→ Task
Determine which lines of the records include the word "time", and copy them.

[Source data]
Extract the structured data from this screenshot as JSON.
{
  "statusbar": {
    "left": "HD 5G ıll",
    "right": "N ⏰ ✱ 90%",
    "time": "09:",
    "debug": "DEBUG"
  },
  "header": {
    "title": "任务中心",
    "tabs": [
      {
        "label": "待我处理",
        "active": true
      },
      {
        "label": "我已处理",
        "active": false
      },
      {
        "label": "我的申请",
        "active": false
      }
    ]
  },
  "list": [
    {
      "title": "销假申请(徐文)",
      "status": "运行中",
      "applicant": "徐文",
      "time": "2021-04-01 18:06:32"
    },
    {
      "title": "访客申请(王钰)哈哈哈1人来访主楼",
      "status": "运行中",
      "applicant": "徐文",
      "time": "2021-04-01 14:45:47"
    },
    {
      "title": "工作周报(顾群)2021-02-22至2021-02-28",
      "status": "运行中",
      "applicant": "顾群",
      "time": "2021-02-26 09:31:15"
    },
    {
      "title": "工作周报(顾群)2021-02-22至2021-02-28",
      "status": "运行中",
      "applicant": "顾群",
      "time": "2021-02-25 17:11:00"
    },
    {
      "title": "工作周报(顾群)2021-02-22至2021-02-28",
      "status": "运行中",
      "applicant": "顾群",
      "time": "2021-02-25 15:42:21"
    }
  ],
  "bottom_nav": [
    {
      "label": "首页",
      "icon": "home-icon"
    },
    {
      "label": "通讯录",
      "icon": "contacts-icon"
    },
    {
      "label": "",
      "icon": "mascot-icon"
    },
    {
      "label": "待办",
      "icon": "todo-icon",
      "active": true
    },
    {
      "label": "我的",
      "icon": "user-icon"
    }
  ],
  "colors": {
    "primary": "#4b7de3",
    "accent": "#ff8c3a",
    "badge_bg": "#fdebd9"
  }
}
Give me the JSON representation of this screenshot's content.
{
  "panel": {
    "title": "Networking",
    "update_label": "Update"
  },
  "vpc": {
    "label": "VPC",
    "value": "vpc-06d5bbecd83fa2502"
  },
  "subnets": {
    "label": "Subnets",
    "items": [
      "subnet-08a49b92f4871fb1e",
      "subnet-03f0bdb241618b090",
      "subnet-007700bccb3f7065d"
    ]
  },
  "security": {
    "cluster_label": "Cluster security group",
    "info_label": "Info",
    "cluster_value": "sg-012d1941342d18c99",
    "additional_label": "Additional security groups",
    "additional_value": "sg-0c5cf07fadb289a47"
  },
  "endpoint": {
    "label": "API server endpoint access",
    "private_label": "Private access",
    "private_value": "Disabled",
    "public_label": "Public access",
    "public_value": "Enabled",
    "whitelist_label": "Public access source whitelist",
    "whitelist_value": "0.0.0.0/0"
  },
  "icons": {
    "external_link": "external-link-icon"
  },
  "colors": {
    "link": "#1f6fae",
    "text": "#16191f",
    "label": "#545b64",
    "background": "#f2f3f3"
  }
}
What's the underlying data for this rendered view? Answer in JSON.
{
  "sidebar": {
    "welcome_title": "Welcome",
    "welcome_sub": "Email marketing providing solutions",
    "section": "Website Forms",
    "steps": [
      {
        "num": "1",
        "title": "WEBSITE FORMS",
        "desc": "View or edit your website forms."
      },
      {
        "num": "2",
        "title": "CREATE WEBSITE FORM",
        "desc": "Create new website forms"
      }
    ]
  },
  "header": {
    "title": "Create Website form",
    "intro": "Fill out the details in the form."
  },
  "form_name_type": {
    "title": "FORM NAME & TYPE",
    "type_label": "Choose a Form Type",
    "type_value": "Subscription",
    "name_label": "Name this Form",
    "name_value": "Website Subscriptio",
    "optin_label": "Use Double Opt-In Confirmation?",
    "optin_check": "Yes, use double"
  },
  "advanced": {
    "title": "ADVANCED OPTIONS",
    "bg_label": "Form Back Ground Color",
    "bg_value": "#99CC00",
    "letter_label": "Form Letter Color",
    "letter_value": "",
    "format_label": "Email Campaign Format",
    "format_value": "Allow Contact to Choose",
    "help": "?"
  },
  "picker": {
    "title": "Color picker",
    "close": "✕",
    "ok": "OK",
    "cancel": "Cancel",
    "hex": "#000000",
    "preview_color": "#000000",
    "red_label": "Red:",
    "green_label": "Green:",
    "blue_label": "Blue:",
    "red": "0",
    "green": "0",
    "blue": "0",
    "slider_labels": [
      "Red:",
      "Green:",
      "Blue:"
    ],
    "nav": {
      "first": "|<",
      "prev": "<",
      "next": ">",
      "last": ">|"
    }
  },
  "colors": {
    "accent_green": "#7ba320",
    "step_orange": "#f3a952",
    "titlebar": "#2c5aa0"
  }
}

→ Complete output
    "time": "09:",
      "time": "2021-04-01 18:06:32"
      "time": "2021-04-01 14:45:47"
      "time": "2021-02-26 09:31:15"
      "time": "2021-02-25 17:11:00"
      "time": "2021-02-25 15:42:21"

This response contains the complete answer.